-- Start --
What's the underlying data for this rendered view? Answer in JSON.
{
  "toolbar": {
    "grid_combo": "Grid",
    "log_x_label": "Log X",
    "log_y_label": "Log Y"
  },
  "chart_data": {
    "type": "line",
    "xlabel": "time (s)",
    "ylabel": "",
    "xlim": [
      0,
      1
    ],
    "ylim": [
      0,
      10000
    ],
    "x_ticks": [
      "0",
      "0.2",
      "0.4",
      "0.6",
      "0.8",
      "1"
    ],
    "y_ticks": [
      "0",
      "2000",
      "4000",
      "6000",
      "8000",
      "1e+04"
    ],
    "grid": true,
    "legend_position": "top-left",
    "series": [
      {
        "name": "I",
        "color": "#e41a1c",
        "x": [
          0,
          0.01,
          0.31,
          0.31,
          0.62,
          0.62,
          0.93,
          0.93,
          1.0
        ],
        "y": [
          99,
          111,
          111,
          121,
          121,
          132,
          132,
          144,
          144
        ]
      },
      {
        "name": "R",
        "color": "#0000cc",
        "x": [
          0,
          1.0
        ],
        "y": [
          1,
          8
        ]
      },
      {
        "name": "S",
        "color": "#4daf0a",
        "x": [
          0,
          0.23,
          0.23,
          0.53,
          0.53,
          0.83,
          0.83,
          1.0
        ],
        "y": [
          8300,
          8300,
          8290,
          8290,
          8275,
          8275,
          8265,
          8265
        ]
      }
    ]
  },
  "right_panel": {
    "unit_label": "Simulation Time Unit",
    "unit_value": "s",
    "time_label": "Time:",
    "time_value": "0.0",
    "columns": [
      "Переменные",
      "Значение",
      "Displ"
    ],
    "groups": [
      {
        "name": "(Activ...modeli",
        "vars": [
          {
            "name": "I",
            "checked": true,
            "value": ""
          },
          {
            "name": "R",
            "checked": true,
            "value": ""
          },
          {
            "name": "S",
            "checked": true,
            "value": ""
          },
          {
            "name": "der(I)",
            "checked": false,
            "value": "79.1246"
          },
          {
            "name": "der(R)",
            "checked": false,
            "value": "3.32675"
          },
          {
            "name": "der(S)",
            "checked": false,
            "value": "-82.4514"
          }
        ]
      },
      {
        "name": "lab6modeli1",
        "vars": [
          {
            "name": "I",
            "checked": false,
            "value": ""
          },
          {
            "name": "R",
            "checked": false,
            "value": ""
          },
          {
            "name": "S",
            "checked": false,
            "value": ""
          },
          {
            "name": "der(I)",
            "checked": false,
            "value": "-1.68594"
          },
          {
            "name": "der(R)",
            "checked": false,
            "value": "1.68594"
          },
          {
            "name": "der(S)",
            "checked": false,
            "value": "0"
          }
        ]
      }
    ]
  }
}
-- End --
> **Exercise description**
Return all of the data word for word.

> **Full solution**
What's the underlying data for this rendered view? Answer in JSON.
{
  "toolbar": {
    "grid_combo": "Grid",
    "log_x_label": "Log X",
    "log_y_label": "Log Y"
  },
  "chart_data": {
    "type": "line",
    "xlabel": "time (s)",
    "ylabel": "",
    "xlim": [
      0,
      1
    ],
    "ylim": [
      0,
      10000
    ],
    "x_ticks": [
      "0",
      "0.2",
      "0.4",
      "0.6",
      "0.8",
      "1"
    ],
    "y_ticks": [
      "0",
      "2000",
      "4000",
      "6000",
      "8000",
      "1e+04"
    ],
    "grid": true,
    "legend_position": "top-left",
    "series": [
      {
        "name": "I",
        "color": "#e41a1c",
        "x": [
          0,
          0.01,
          0.31,
          0.31,
          0.62,
          0.62,
          0.93,
          0.93,
          1.0
        ],
        "y": [
          99,
          111,
          111,
          121,
          121,
          132,
          132,
          144,
          144
        ]
      },
      {
        "name": "R",
        "color": "#0000cc",
        "x": [
          0,
          1.0
        ],
        "y": [
          1,
          8
        ]
      },
      {
        "name": "S",
        "color": "#4daf0a",
        "x": [
          0,
          0.23,
          0.23,
          0.53,
          0.53,
          0.83,
          0.83,
          1.0
        ],
        "y": [
          8300,
          8300,
          8290,
          8290,
          8275,
          8275,
          8265,
          8265
        ]
      }
    ]
  },
  "right_panel": {
    "unit_label": "Simulation Time Unit",
    "unit_value": "s",
    "time_label": "Time:",
    "time_value": "0.0",
    "columns": [
      "Переменные",
      "Значение",
      "Displ"
    ],
    "groups": [
      {
        "name": "(Activ...modeli",
        "vars": [
          {
            "name": "I",
            "checked": true,
            "value": ""
          },
          {
            "name": "R",
            "checked": true,
            "value": ""
          },
          {
            "name": "S",
            "checked": true,
            "value": ""
          },
          {
            "name": "der(I)",
            "checked": false,
            "value": "79.1246"
          },
          {
            "name": "der(R)",
            "checked": false,
            "value": "3.32675"
          },
          {
            "name": "der(S)",
            "checked": false,
            "value": "-82.4514"
          }
        ]
      },
      {
        "name": "lab6modeli1",
        "vars": [
          {
            "name": "I",
            "checked": false,
            "value": ""
          },
          {
            "name": "R",
            "checked": false,
            "value": ""
          },
          {
            "name": "S",
            "checked": false,
            "value": ""
          },
          {
            "name": "der(I)",
            "checked": false,
            "value": "-1.68594"
          },
          {
            "name": "der(R)",
            "checked": false,
            "value": "1.68594"
          },
          {
            "name": "der(S)",
            "checked": false,
            "value": "0"
          }
        ]
      }
    ]
  }
}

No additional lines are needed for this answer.